╭─ Dataset extract
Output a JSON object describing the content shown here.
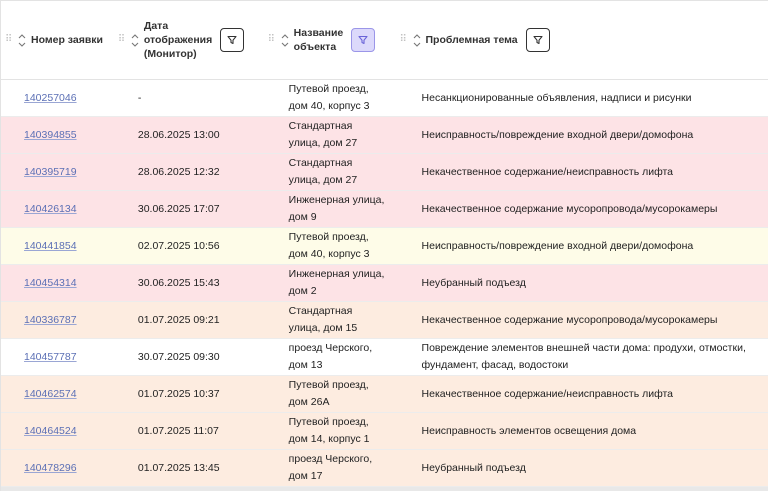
{
  "columns": {
    "number": "Номер заявки",
    "date": [
      "Дата",
      "отображения",
      "(Монитор)"
    ],
    "object": [
      "Название",
      "объекта"
    ],
    "topic": "Проблемная тема"
  },
  "rows": [
    {
      "id": "140257046",
      "date": "-",
      "obj": [
        "Путевой проезд,",
        "дом 40, корпус 3"
      ],
      "topic": [
        "Несанкционированные объявления, надписи и рисунки"
      ],
      "color": "white"
    },
    {
      "id": "140394855",
      "date": "28.06.2025 13:00",
      "obj": [
        "Стандартная",
        "улица, дом 27"
      ],
      "topic": [
        "Неисправность/повреждение входной двери/домофона"
      ],
      "color": "pink"
    },
    {
      "id": "140395719",
      "date": "28.06.2025 12:32",
      "obj": [
        "Стандартная",
        "улица, дом 27"
      ],
      "topic": [
        "Некачественное содержание/неисправность лифта"
      ],
      "color": "pink"
    },
    {
      "id": "140426134",
      "date": "30.06.2025 17:07",
      "obj": [
        "Инженерная улица,",
        "дом 9"
      ],
      "topic": [
        "Некачественное содержание мусоропровода/мусорокамеры"
      ],
      "color": "pink"
    },
    {
      "id": "140441854",
      "date": "02.07.2025 10:56",
      "obj": [
        "Путевой проезд,",
        "дом 40, корпус 3"
      ],
      "topic": [
        "Неисправность/повреждение входной двери/домофона"
      ],
      "color": "yellow"
    },
    {
      "id": "140454314",
      "date": "30.06.2025 15:43",
      "obj": [
        "Инженерная улица,",
        "дом 2"
      ],
      "topic": [
        "Неубранный подъезд"
      ],
      "color": "pink"
    },
    {
      "id": "140336787",
      "date": "01.07.2025 09:21",
      "obj": [
        "Стандартная",
        "улица, дом 15"
      ],
      "topic": [
        "Некачественное содержание мусоропровода/мусорокамеры"
      ],
      "color": "peach"
    },
    {
      "id": "140457787",
      "date": "30.07.2025 09:30",
      "obj": [
        "проезд Черского,",
        "дом 13"
      ],
      "topic": [
        "Повреждение элементов внешней части дома: продухи, отмостки,",
        "фундамент, фасад, водостоки"
      ],
      "color": "white"
    },
    {
      "id": "140462574",
      "date": "01.07.2025 10:37",
      "obj": [
        "Путевой проезд,",
        "дом 26А"
      ],
      "topic": [
        "Некачественное содержание/неисправность лифта"
      ],
      "color": "peach"
    },
    {
      "id": "140464524",
      "date": "01.07.2025 11:07",
      "obj": [
        "Путевой проезд,",
        "дом 14, корпус 1"
      ],
      "topic": [
        "Неисправность элементов освещения дома"
      ],
      "color": "peach"
    },
    {
      "id": "140478296",
      "date": "01.07.2025 13:45",
      "obj": [
        "проезд Черского,",
        "дом 17"
      ],
      "topic": [
        "Неубранный подъезд"
      ],
      "color": "peach"
    }
  ],
  "icons": {
    "drag": "drag-handle-icon",
    "sort": "sort-arrows-icon",
    "filter": "filter-icon"
  },
  "colors": {
    "pink": "#fde3e6",
    "yellow": "#fefce8",
    "peach": "#fdece0",
    "white": "#ffffff",
    "link": "#5b6fb5",
    "filter_active": "#dcd9fb"
  }
}
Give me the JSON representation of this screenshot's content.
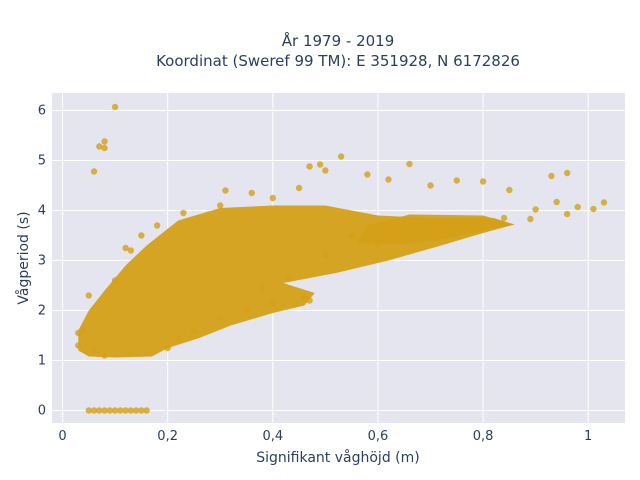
{
  "chart_data": {
    "type": "scatter",
    "title_lines": [
      "År 1979 - 2019",
      "Koordinat (Sweref 99 TM): E 351928, N 6172826"
    ],
    "xlabel": "Signifikant våghöjd (m)",
    "ylabel": "Vågperiod (s)",
    "xlim": [
      -0.02,
      1.07
    ],
    "ylim": [
      -0.25,
      6.35
    ],
    "x_ticks": [
      0,
      0.2,
      0.4,
      0.6,
      0.8,
      1.0
    ],
    "x_tick_labels": [
      "0",
      "0,2",
      "0,4",
      "0,6",
      "0,8",
      "1"
    ],
    "y_ticks": [
      0,
      1,
      2,
      3,
      4,
      5,
      6
    ],
    "y_tick_labels": [
      "0",
      "1",
      "2",
      "3",
      "4",
      "5",
      "6"
    ],
    "grid": true,
    "colors": {
      "marker": "#D4A017",
      "plot_bg": "#E5E5F0",
      "grid": "#ffffff",
      "text": "#2a3f5f"
    },
    "series": [
      {
        "marker_opacity": 0.8,
        "representative_points": [
          {
            "x": 0.1,
            "y": 6.07
          },
          {
            "x": 0.08,
            "y": 5.38
          },
          {
            "x": 0.07,
            "y": 5.28
          },
          {
            "x": 0.08,
            "y": 5.25
          },
          {
            "x": 0.06,
            "y": 4.78
          },
          {
            "x": 0.53,
            "y": 5.08
          },
          {
            "x": 0.66,
            "y": 4.93
          },
          {
            "x": 0.49,
            "y": 4.92
          },
          {
            "x": 0.96,
            "y": 4.75
          },
          {
            "x": 0.93,
            "y": 4.69
          },
          {
            "x": 0.75,
            "y": 4.6
          },
          {
            "x": 0.8,
            "y": 4.58
          },
          {
            "x": 1.03,
            "y": 4.16
          },
          {
            "x": 1.01,
            "y": 4.03
          },
          {
            "x": 0.98,
            "y": 4.07
          },
          {
            "x": 0.96,
            "y": 3.93
          },
          {
            "x": 0.9,
            "y": 4.02
          },
          {
            "x": 0.89,
            "y": 3.83
          },
          {
            "x": 0.84,
            "y": 3.85
          },
          {
            "x": 0.8,
            "y": 3.79
          },
          {
            "x": 0.94,
            "y": 4.17
          },
          {
            "x": 0.85,
            "y": 4.41
          },
          {
            "x": 0.05,
            "y": 0
          },
          {
            "x": 0.06,
            "y": 0
          },
          {
            "x": 0.07,
            "y": 0
          },
          {
            "x": 0.08,
            "y": 0
          },
          {
            "x": 0.09,
            "y": 0
          },
          {
            "x": 0.1,
            "y": 0
          },
          {
            "x": 0.11,
            "y": 0
          },
          {
            "x": 0.12,
            "y": 0
          },
          {
            "x": 0.13,
            "y": 0
          },
          {
            "x": 0.14,
            "y": 0
          },
          {
            "x": 0.15,
            "y": 0
          },
          {
            "x": 0.16,
            "y": 0
          },
          {
            "x": 0.03,
            "y": 1.55
          },
          {
            "x": 0.03,
            "y": 1.3
          },
          {
            "x": 0.04,
            "y": 1.6
          },
          {
            "x": 0.05,
            "y": 2.3
          },
          {
            "x": 0.06,
            "y": 1.2
          },
          {
            "x": 0.08,
            "y": 1.1
          },
          {
            "x": 0.1,
            "y": 2.6
          },
          {
            "x": 0.12,
            "y": 3.25
          },
          {
            "x": 0.13,
            "y": 3.2
          },
          {
            "x": 0.15,
            "y": 3.5
          },
          {
            "x": 0.18,
            "y": 3.7
          },
          {
            "x": 0.23,
            "y": 3.95
          },
          {
            "x": 0.3,
            "y": 4.1
          },
          {
            "x": 0.31,
            "y": 4.4
          },
          {
            "x": 0.36,
            "y": 4.35
          },
          {
            "x": 0.4,
            "y": 4.25
          },
          {
            "x": 0.45,
            "y": 4.45
          },
          {
            "x": 0.47,
            "y": 4.88
          },
          {
            "x": 0.5,
            "y": 4.8
          },
          {
            "x": 0.58,
            "y": 4.72
          },
          {
            "x": 0.62,
            "y": 4.62
          },
          {
            "x": 0.7,
            "y": 4.5
          },
          {
            "x": 0.72,
            "y": 3.72
          },
          {
            "x": 0.75,
            "y": 3.65
          },
          {
            "x": 0.55,
            "y": 3.5
          },
          {
            "x": 0.6,
            "y": 3.3
          },
          {
            "x": 0.5,
            "y": 3.1
          },
          {
            "x": 0.2,
            "y": 1.25
          },
          {
            "x": 0.22,
            "y": 1.45
          },
          {
            "x": 0.25,
            "y": 1.6
          },
          {
            "x": 0.3,
            "y": 1.85
          },
          {
            "x": 0.35,
            "y": 2.0
          },
          {
            "x": 0.4,
            "y": 2.15
          },
          {
            "x": 0.46,
            "y": 2.25
          },
          {
            "x": 0.47,
            "y": 2.2
          },
          {
            "x": 0.38,
            "y": 2.45
          },
          {
            "x": 0.43,
            "y": 2.65
          }
        ]
      }
    ]
  }
}
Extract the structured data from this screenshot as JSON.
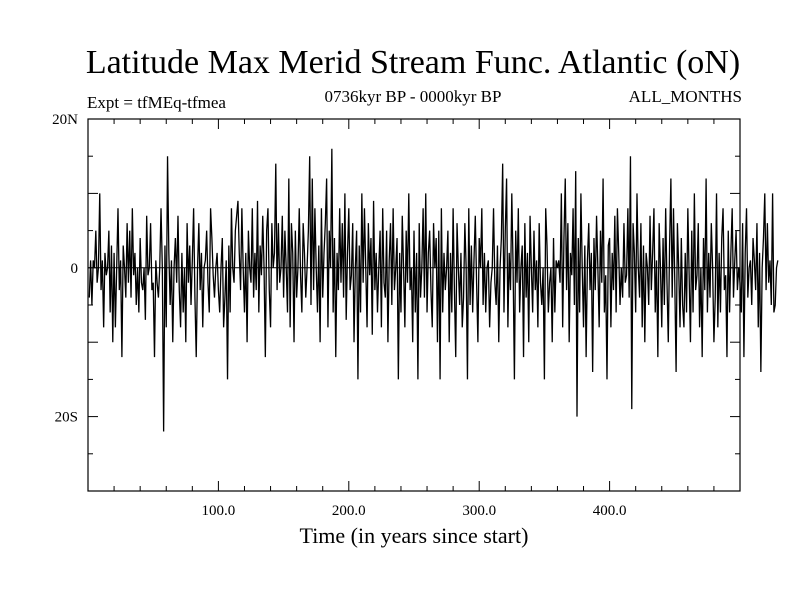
{
  "chart_data": {
    "type": "line",
    "title": "Latitude Max Merid Stream Func. Atlantic (oN)",
    "subtitle_left": "Expt = tfMEq-tfmea",
    "subtitle_center": "0736kyr BP - 0000kyr BP",
    "subtitle_right": "ALL_MONTHS",
    "xlabel": "Time (in years since start)",
    "ylabel": "",
    "xlim": [
      0,
      500
    ],
    "ylim": [
      -30,
      20
    ],
    "x_ticks": [
      {
        "value": 100,
        "label": "100.0"
      },
      {
        "value": 200,
        "label": "200.0"
      },
      {
        "value": 300,
        "label": "300.0"
      },
      {
        "value": 400,
        "label": "400.0"
      }
    ],
    "y_ticks": [
      {
        "value": 20,
        "label": "20N"
      },
      {
        "value": 0,
        "label": "0"
      },
      {
        "value": -20,
        "label": "20S"
      }
    ],
    "reference_line": 0,
    "series": [
      {
        "name": "max_merid_streamfunc_latitude",
        "x_start": 1,
        "x_step": 1,
        "values": [
          -4,
          1,
          -5,
          1,
          0,
          5,
          -2,
          0,
          10,
          -3,
          1,
          -8,
          2,
          -1,
          0,
          5,
          -6,
          3,
          -10,
          2,
          -8,
          0,
          8,
          -3,
          1,
          -12,
          3,
          0,
          -4,
          6,
          -2,
          5,
          -4,
          8,
          -1,
          2,
          -5,
          0,
          -6,
          4,
          -2,
          -3,
          0,
          -7,
          7,
          -1,
          0,
          6,
          -3,
          -2,
          -12,
          1,
          -2,
          -4,
          0,
          8,
          0,
          -22,
          3,
          -8,
          15,
          2,
          -5,
          1,
          -10,
          0,
          4,
          -2,
          7,
          -3,
          -8,
          2,
          -6,
          0,
          -10,
          6,
          -2,
          3,
          -5,
          1,
          8,
          -4,
          -12,
          0,
          6,
          -3,
          2,
          -8,
          0,
          1,
          5,
          -2,
          -6,
          8,
          4,
          -1,
          -4,
          0,
          2,
          -3,
          -6,
          0,
          4,
          -8,
          -4,
          1,
          -15,
          3,
          -6,
          8,
          0,
          -2,
          5,
          7,
          9,
          2,
          -3,
          8,
          0,
          -6,
          2,
          -10,
          5,
          0,
          -2,
          8,
          -4,
          2,
          -3,
          9,
          -6,
          3,
          -1,
          7,
          0,
          -12,
          5,
          8,
          -3,
          -8,
          6,
          0,
          2,
          14,
          -3,
          6,
          -2,
          0,
          7,
          -4,
          5,
          0,
          -6,
          12,
          -8,
          6,
          2,
          -10,
          5,
          -4,
          0,
          8,
          -1,
          -6,
          6,
          2,
          -4,
          0,
          5,
          15,
          -5,
          12,
          -3,
          8,
          0,
          -6,
          3,
          -10,
          8,
          -4,
          2,
          6,
          12,
          -8,
          5,
          0,
          16,
          -6,
          4,
          -12,
          2,
          -3,
          8,
          -2,
          6,
          -4,
          10,
          -7,
          2,
          8,
          -3,
          -1,
          6,
          -10,
          0,
          5,
          -15,
          3,
          -6,
          10,
          -2,
          8,
          0,
          -8,
          6,
          -1,
          4,
          -9,
          9,
          -3,
          2,
          -6,
          0,
          5,
          -8,
          8,
          -2,
          -4,
          5,
          -10,
          1,
          6,
          -5,
          8,
          -3,
          0,
          4,
          -15,
          2,
          -6,
          7,
          0,
          -8,
          5,
          -2,
          10,
          -3,
          0,
          -10,
          5,
          -6,
          2,
          -15,
          6,
          -4,
          0,
          8,
          -4,
          10,
          -6,
          2,
          5,
          -3,
          -8,
          6,
          0,
          4,
          -10,
          5,
          -15,
          8,
          -6,
          2,
          -3,
          0,
          5,
          -10,
          2,
          -6,
          8,
          -3,
          -12,
          6,
          0,
          -5,
          2,
          -8,
          -4,
          6,
          0,
          -15,
          8,
          -5,
          3,
          -6,
          1,
          7,
          -2,
          -10,
          4,
          0,
          8,
          -5,
          2,
          -6,
          0,
          1,
          -8,
          -2,
          0,
          8,
          -2,
          -5,
          3,
          -10,
          0,
          4,
          14,
          -6,
          5,
          12,
          -8,
          2,
          -3,
          10,
          0,
          -15,
          5,
          -2,
          8,
          -6,
          0,
          3,
          -12,
          6,
          -4,
          2,
          -10,
          7,
          0,
          -6,
          5,
          -3,
          1,
          -8,
          6,
          -2,
          -5,
          0,
          -15,
          8,
          3,
          -6,
          -2,
          0,
          -10,
          4,
          -6,
          1,
          0,
          1,
          -2,
          10,
          -8,
          4,
          12,
          -3,
          6,
          -10,
          2,
          -1,
          8,
          -5,
          13,
          -20,
          4,
          -6,
          10,
          0,
          -8,
          3,
          -12,
          1,
          6,
          -3,
          2,
          -14,
          4,
          -3,
          7,
          0,
          -8,
          5,
          -2,
          12,
          -6,
          -1,
          -15,
          3,
          4,
          -8,
          2,
          -3,
          7,
          -6,
          8,
          2,
          -5,
          0,
          -4,
          6,
          -2,
          -1,
          8,
          -4,
          15,
          -19,
          6,
          2,
          -6,
          10,
          0,
          -4,
          6,
          -8,
          3,
          -10,
          2,
          0,
          -5,
          7,
          -3,
          2,
          8,
          -6,
          1,
          -12,
          6,
          0,
          -8,
          4,
          -5,
          8,
          -2,
          -10,
          3,
          12,
          -4,
          8,
          -2,
          -14,
          6,
          0,
          -8,
          4,
          -5,
          -8,
          2,
          -6,
          8,
          -1,
          -10,
          5,
          -6,
          10,
          -3,
          -1,
          6,
          -8,
          0,
          -12,
          4,
          -3,
          12,
          -6,
          2,
          -4,
          6,
          0,
          -10,
          -4,
          10,
          -8,
          2,
          -6,
          4,
          8,
          -3,
          -1,
          -12,
          5,
          -6,
          2,
          8,
          -4,
          1,
          5,
          -3,
          0,
          -2,
          -6,
          6,
          -12,
          2,
          8,
          -4,
          0,
          1,
          -5,
          4,
          1,
          -3,
          6,
          -8,
          2,
          -14,
          0,
          4,
          10,
          -3,
          6,
          -2,
          1,
          -5,
          10,
          -6,
          -5,
          0,
          1
        ]
      }
    ]
  }
}
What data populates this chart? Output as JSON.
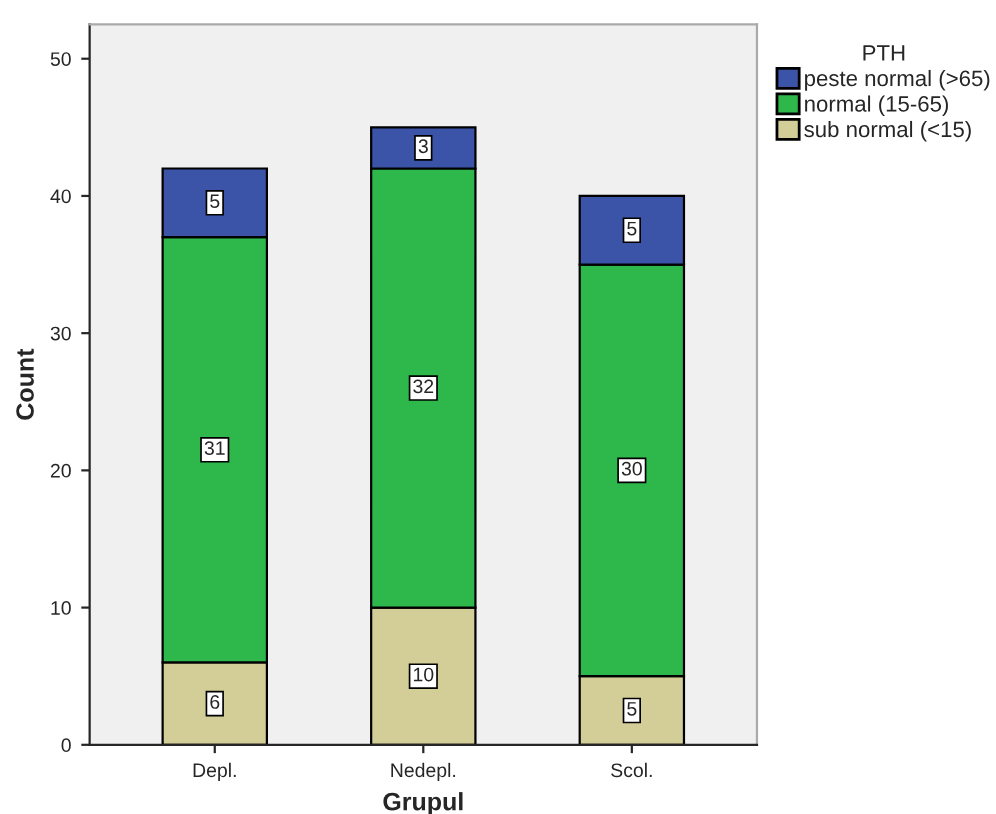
{
  "chart_data": {
    "type": "bar",
    "stacked": true,
    "xlabel": "Grupul",
    "ylabel": "Count",
    "legend_title": "PTH",
    "categories": [
      "Depl.",
      "Nedepl.",
      "Scol."
    ],
    "series": [
      {
        "name": "sub normal (<15)",
        "color": "#d3ce97",
        "values": [
          6,
          10,
          5
        ]
      },
      {
        "name": "normal (15-65)",
        "color": "#2eb84b",
        "values": [
          31,
          32,
          30
        ]
      },
      {
        "name": "peste normal (>65)",
        "color": "#3b54a8",
        "values": [
          5,
          3,
          5
        ]
      }
    ],
    "ylim": [
      0,
      52.5
    ],
    "yticks": [
      0,
      10,
      20,
      30,
      40,
      50
    ],
    "data_labels": true,
    "legend": "top right",
    "grid": false
  }
}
╰─
> [What the exercise asks] Beginning with the line that contains "What data populates" and ending with the last line of the data above, output those lines exactly and nothing more, without any pictures.

> [Output of the exercise]
What data populates this chart? Output as JSON.
{
  "chart_data": {
    "type": "bar",
    "stacked": true,
    "xlabel": "Grupul",
    "ylabel": "Count",
    "legend_title": "PTH",
    "categories": [
      "Depl.",
      "Nedepl.",
      "Scol."
    ],
    "series": [
      {
        "name": "sub normal (<15)",
        "color": "#d3ce97",
        "values": [
          6,
          10,
          5
        ]
      },
      {
        "name": "normal (15-65)",
        "color": "#2eb84b",
        "values": [
          31,
          32,
          30
        ]
      },
      {
        "name": "peste normal (>65)",
        "color": "#3b54a8",
        "values": [
          5,
          3,
          5
        ]
      }
    ],
    "ylim": [
      0,
      52.5
    ],
    "yticks": [
      0,
      10,
      20,
      30,
      40,
      50
    ],
    "data_labels": true,
    "legend": "top right",
    "grid": false
  }
}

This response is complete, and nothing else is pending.